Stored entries
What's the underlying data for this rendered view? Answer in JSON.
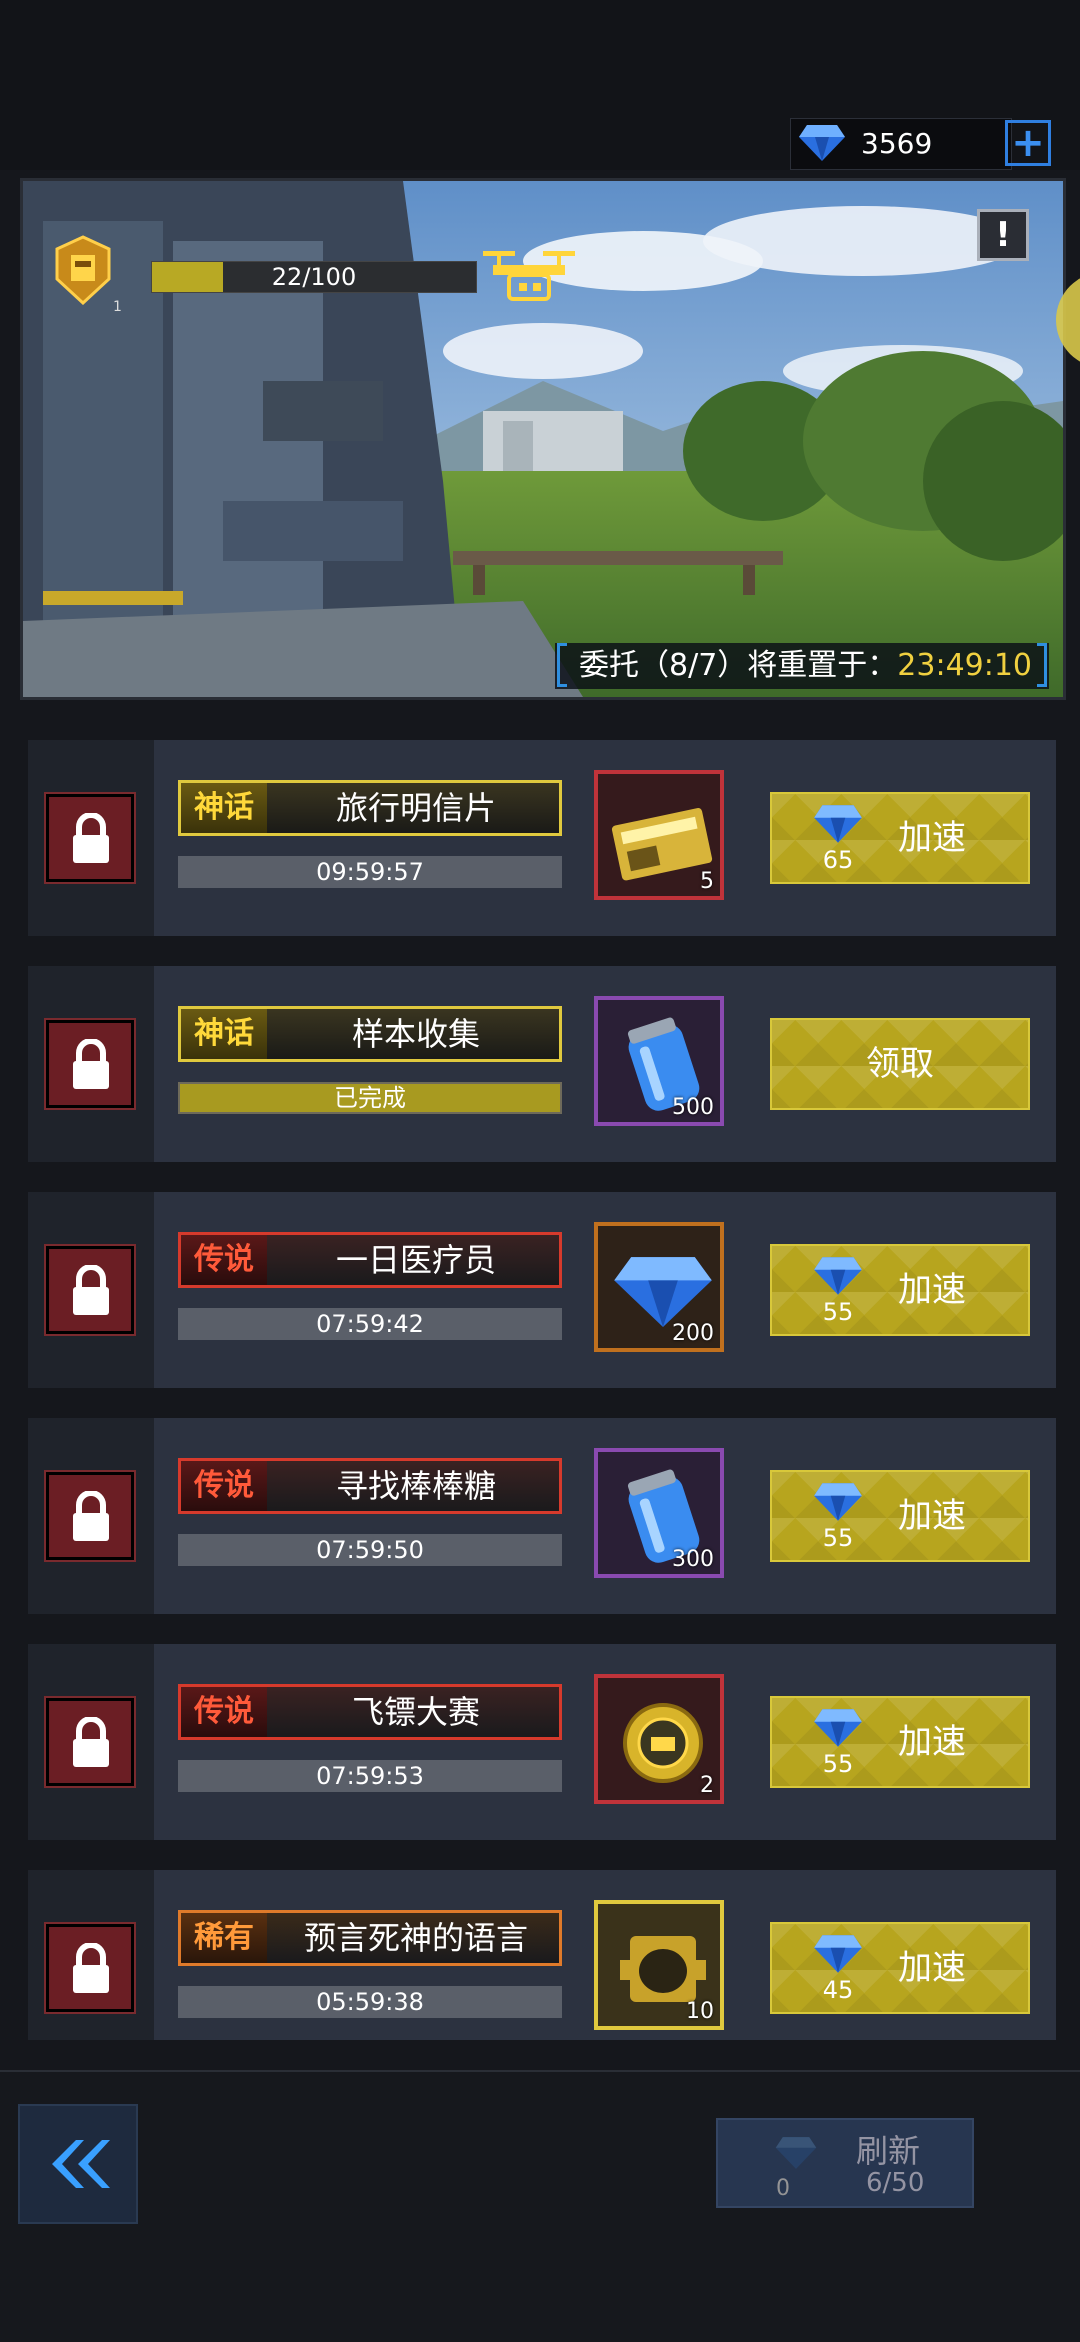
{
  "currency": {
    "gems": "3569",
    "plus_symbol": "+"
  },
  "scene": {
    "level": "1",
    "progress_text": "22/100",
    "progress_fraction": 0.22,
    "info_symbol": "!",
    "reset_label": "委托（8/7）将重置于：",
    "reset_time": "23:49:10"
  },
  "tasks": [
    {
      "rarity": "神话",
      "rarity_class": "mythic",
      "name": "旅行明信片",
      "timer": "09:59:57",
      "reward_icon": "license-ticket-icon",
      "reward_qty": "5",
      "reward_frame": "red",
      "cost": "65",
      "action": "加速"
    },
    {
      "rarity": "神话",
      "rarity_class": "mythic",
      "name": "样本收集",
      "timer": "已完成",
      "reward_icon": "energy-canister-icon",
      "reward_qty": "500",
      "reward_frame": "purple",
      "cost": "",
      "action": "领取"
    },
    {
      "rarity": "传说",
      "rarity_class": "legend",
      "name": "一日医疗员",
      "timer": "07:59:42",
      "reward_icon": "diamond-icon",
      "reward_qty": "200",
      "reward_frame": "orange",
      "cost": "55",
      "action": "加速"
    },
    {
      "rarity": "传说",
      "rarity_class": "legend",
      "name": "寻找棒棒糖",
      "timer": "07:59:50",
      "reward_icon": "energy-canister-icon",
      "reward_qty": "300",
      "reward_frame": "purple",
      "cost": "55",
      "action": "加速"
    },
    {
      "rarity": "传说",
      "rarity_class": "legend",
      "name": "飞镖大赛",
      "timer": "07:59:53",
      "reward_icon": "gold-coin-icon",
      "reward_qty": "2",
      "reward_frame": "red",
      "cost": "55",
      "action": "加速"
    },
    {
      "rarity": "稀有",
      "rarity_class": "rare",
      "name": "预言死神的语言",
      "timer": "05:59:38",
      "reward_icon": "gold-chip-icon",
      "reward_qty": "10",
      "reward_frame": "gold",
      "cost": "45",
      "action": "加速"
    }
  ],
  "bottom": {
    "back_symbol": "«",
    "refresh_label": "刷新",
    "refresh_cost": "0",
    "refresh_count": "6/50"
  }
}
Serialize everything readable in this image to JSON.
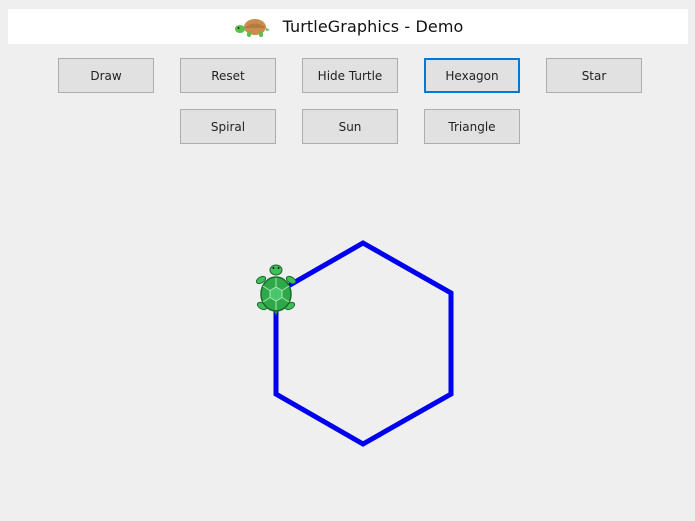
{
  "window": {
    "title": "TurtleGraphics - Demo"
  },
  "buttons": [
    {
      "id": "draw",
      "label": "Draw"
    },
    {
      "id": "reset",
      "label": "Reset"
    },
    {
      "id": "hide-turtle",
      "label": "Hide Turtle"
    },
    {
      "id": "hexagon",
      "label": "Hexagon"
    },
    {
      "id": "star",
      "label": "Star"
    },
    {
      "id": "spiral",
      "label": "Spiral"
    },
    {
      "id": "sun",
      "label": "Sun"
    },
    {
      "id": "triangle",
      "label": "Triangle"
    }
  ],
  "focused_button": "Hexagon",
  "drawing": {
    "shape": "hexagon",
    "stroke_color": "#0000ee"
  },
  "icons": {
    "title": "turtle-icon",
    "turtle": "turtle-icon"
  }
}
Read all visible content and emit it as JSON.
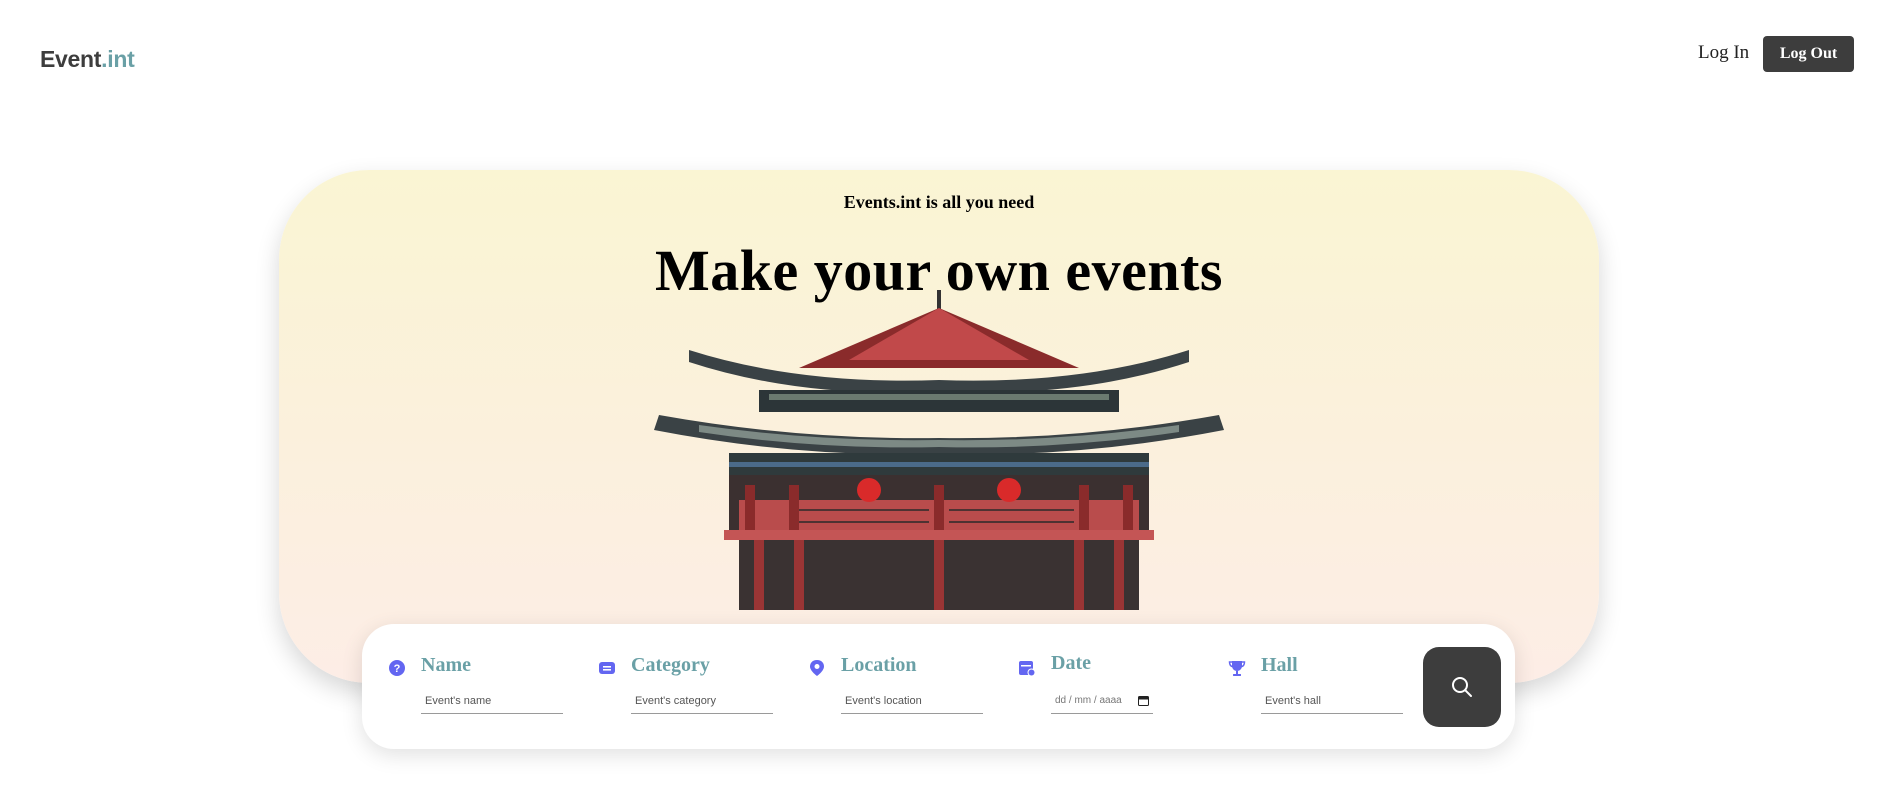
{
  "header": {
    "logo_main": "Event",
    "logo_accent": ".int",
    "login_label": "Log In",
    "logout_label": "Log Out"
  },
  "hero": {
    "subtitle": "Events.int is all you need",
    "title": "Make your own events"
  },
  "search": {
    "fields": [
      {
        "label": "Name",
        "placeholder": "Event's name",
        "icon": "question-icon"
      },
      {
        "label": "Category",
        "placeholder": "Event's category",
        "icon": "category-icon"
      },
      {
        "label": "Location",
        "placeholder": "Event's location",
        "icon": "location-icon"
      },
      {
        "label": "Date",
        "placeholder": "dd / mm / aaaa",
        "icon": "calendar-icon"
      },
      {
        "label": "Hall",
        "placeholder": "Event's hall",
        "icon": "trophy-icon"
      }
    ],
    "button_icon": "search-icon"
  },
  "colors": {
    "accent": "#6aa0a6",
    "dark": "#3d3d3d",
    "icon": "#6366f1"
  }
}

> **WHAT TO PRODUCE**: Identify all lines where the word "timer" shows up. Copy them.

> **SOLUTION TO THIS EXERCISE**:
      "timer": "09:59:57",
      "timer": "已完成",
      "timer": "07:59:42",
      "timer": "07:59:50",
      "timer": "07:59:53",
      "timer": "05:59:38",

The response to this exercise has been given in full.